• [TASKS TO PERFORM]
A - Can you copy, word for word, the part of the passage on falling hospital inpatient admissions that opens with the words containing "Collectively, these two" and closes with "the clinical laboratories."?
B - How would the article on declining inpatient revenue and its effect on hospital laboratories go on after its last sentence? Write the next part.

Statistics indicate that inpatient admissions and revenues are falling nationally, a development that affects clinical laboratories in hospitals and health systems
One important trend that directly impacts the medical laboratories of hospitals and health systems is the falling rate of inpatient registrations seen nationally in recent years. What exacerbates this trend is the fact that many payers are cutting the prices they pay for certain inpatient services.
Collectively, these two developments mean less inpatient revenue for many hospitals and that often translates into reduced budgets for the clinical laboratories.
But that is not the whole story concerning inpatient revenue. Spurred by the Affordable Care Act (ACA) and other market developments, payers now want to shift reimbursement away from fee-for-service to new models of reimbursement. This includes capitation or bundled payment models.
There are multiple reasons why hospital use rates are declining in many areas of the nation, noted a report published by healthcareaffairs.org. One factor appears to be a correlation between the level and pace of the regional market’s shift toward value-based medicine—particularly through establishment of accountable-care organizations (ACOs)—and the level and pace of declines in hospital inpatient utilization.

• [RECORDED DATA]

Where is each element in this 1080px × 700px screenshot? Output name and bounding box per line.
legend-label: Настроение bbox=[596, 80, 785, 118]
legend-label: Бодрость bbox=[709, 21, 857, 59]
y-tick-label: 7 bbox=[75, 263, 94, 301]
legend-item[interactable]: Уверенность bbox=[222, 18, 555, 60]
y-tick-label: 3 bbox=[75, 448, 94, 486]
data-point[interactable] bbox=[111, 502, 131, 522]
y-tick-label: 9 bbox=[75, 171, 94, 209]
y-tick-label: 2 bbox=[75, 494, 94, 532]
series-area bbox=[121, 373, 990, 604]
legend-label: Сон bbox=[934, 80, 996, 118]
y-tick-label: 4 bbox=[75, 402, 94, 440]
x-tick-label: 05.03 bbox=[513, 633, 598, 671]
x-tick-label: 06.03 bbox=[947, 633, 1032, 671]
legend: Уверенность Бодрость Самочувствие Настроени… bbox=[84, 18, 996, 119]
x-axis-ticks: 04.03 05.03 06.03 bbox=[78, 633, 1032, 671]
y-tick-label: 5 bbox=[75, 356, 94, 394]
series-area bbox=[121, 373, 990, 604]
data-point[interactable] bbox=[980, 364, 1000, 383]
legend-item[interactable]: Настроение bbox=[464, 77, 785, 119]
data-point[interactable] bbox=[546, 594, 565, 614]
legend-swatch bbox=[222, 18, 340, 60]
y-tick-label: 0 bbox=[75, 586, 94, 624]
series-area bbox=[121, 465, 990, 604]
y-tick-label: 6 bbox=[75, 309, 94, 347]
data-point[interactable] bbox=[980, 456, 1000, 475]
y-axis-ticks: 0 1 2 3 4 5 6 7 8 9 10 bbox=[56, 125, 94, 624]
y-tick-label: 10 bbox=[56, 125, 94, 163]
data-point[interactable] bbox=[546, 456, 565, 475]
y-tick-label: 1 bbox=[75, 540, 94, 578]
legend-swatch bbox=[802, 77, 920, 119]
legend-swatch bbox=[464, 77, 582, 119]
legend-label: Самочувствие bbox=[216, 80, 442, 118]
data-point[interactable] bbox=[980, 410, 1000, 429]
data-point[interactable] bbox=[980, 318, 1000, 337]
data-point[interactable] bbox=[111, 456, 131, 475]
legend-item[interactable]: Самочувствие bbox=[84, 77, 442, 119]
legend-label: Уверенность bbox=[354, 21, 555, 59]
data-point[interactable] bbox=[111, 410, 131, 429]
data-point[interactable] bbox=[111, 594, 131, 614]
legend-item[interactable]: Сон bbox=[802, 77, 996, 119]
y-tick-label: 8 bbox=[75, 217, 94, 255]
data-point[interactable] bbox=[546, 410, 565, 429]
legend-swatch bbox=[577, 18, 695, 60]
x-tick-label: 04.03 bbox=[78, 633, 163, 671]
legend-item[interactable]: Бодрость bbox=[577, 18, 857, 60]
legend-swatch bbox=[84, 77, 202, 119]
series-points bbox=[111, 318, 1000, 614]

• [RESPONSES TO THE EXERCISE]
A -
Collectively, these two developments mean less inpatient revenue for many hospitals and that often translates into reduced budgets for the clinical laboratories.

B -
Decline in Hospital Utilization Spells Rise in Primary Care Visits
Milliman, an actuarial firm with claims data for about half of the nation’s commercial insurers, predicted that inpatient admissions per 1,000 patients will decline through 2021 in all markets. This will be true whether care is “loosely,” “moderately,” or “well” managed.
More specifically, Milliman projects that inpatient admissions per 1,000 will drop from 103 in 2012 to 88 by 2021. Milliman based its analysis on a 2011 multi-state study of declining inpatient utilization that was done by Kaufman, Hall & Associates, Inc..
Statistics from the Medicare program provide additional evidence that inpatient volumes are declining. In its “Report to the Congress on Medicare Payment Policy–March 2012,” MedPac wrote: “The shift away from the inpatient setting is reflected in declining inpatient occupancy rates and a decline in the share of beneficiaries using inpatient services. From 2004 to 2010, the overall hospital bed occupancy rate declined 2 percentage points, from approximately 68% to 66%. In addition, the share of Medicare FFS beneficiaries using inpatient hospital services declined 2 percentage points, from 22% to 20% from 2006 to 2010. Similarly, from 2006 to 2010, the number of Medicare inpatient bed days per beneficiary declined from 1.9 in 2006 to 1.7 bed days per beneficiary in 2010.”
These statistics are interpreted by some healthcare experts as confirming that the end of the hospital-centric care model is approaching. As that happens, the role of hospitals in care delivery systems will shift from solely acute care diagnostic and treatment activities toward delivering value-based quality care—doing the right thing for the patient at the right time, stressed the healthcareaffairs.org report. This will require eliminating unnecessary clinical and testing activities, as well as educating patients and family members about preventive health activities and incentivizing physician participation in value-based care.
Moreover, the success of hospitals in the value-care arena will require a strong, organized physician platform, along with exceptional communication and health information technology (HIT) infrastructure and capabilities.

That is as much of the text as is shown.